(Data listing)
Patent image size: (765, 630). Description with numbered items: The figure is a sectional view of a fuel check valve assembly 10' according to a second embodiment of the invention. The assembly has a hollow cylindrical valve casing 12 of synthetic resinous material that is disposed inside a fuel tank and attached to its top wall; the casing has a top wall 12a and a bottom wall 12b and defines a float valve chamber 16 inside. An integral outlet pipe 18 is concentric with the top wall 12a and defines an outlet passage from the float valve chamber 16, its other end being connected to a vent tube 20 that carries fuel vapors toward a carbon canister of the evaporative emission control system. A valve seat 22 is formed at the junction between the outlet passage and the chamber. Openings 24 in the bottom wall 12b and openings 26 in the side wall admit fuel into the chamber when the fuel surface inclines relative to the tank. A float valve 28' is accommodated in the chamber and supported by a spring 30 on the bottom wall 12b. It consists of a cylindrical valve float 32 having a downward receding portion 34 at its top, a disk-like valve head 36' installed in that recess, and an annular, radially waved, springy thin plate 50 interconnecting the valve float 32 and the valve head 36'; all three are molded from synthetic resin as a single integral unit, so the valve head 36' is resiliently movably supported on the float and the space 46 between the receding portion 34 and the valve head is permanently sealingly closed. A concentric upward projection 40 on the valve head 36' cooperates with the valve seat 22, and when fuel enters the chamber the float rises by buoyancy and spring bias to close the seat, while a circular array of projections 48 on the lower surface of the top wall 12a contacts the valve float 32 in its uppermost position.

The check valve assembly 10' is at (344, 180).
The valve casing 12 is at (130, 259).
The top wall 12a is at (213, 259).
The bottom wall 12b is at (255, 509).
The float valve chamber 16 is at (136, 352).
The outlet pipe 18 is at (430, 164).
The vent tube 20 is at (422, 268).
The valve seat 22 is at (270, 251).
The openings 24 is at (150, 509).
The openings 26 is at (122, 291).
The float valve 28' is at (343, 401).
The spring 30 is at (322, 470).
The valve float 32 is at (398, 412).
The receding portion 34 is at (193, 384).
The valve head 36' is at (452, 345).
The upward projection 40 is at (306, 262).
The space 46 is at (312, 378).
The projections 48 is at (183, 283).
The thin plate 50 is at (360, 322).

DO THIS: Copy all of the lines above without any changes.

THE ANSWER:
Patent image size: (765, 630). Description with numbered items: The figure is a sectional view of a fuel check valve assembly 10' according to a second embodiment of the invention. The assembly has a hollow cylindrical valve casing 12 of synthetic resinous material that is disposed inside a fuel tank and attached to its top wall; the casing has a top wall 12a and a bottom wall 12b and defines a float valve chamber 16 inside. An integral outlet pipe 18 is concentric with the top wall 12a and defines an outlet passage from the float valve chamber 16, its other end being connected to a vent tube 20 that carries fuel vapors toward a carbon canister of the evaporative emission control system. A valve seat 22 is formed at the junction between the outlet passage and the chamber. Openings 24 in the bottom wall 12b and openings 26 in the side wall admit fuel into the chamber when the fuel surface inclines relative to the tank. A float valve 28' is accommodated in the chamber and supported by a spring 30 on the bottom wall 12b. It consists of a cylindrical valve float 32 having a downward receding portion 34 at its top, a disk-like valve head 36' installed in that recess, and an annular, radially waved, springy thin plate 50 interconnecting the valve float 32 and the valve head 36'; all three are molded from synthetic resin as a single integral unit, so the valve head 36' is resiliently movably supported on the float and the space 46 between the receding portion 34 and the valve head is permanently sealingly closed. A concentric upward projection 40 on the valve head 36' cooperates with the valve seat 22, and when fuel enters the chamber the float rises by buoyancy and spring bias to close the seat, while a circular array of projections 48 on the lower surface of the top wall 12a contacts the valve float 32 in its uppermost position.

The check valve assembly 10' is at (344, 180).
The valve casing 12 is at (130, 259).
The top wall 12a is at (213, 259).
The bottom wall 12b is at (255, 509).
The float valve chamber 16 is at (136, 352).
The outlet pipe 18 is at (430, 164).
The vent tube 20 is at (422, 268).
The valve seat 22 is at (270, 251).
The openings 24 is at (150, 509).
The openings 26 is at (122, 291).
The float valve 28' is at (343, 401).
The spring 30 is at (322, 470).
The valve float 32 is at (398, 412).
The receding portion 34 is at (193, 384).
The valve head 36' is at (452, 345).
The upward projection 40 is at (306, 262).
The space 46 is at (312, 378).
The projections 48 is at (183, 283).
The thin plate 50 is at (360, 322).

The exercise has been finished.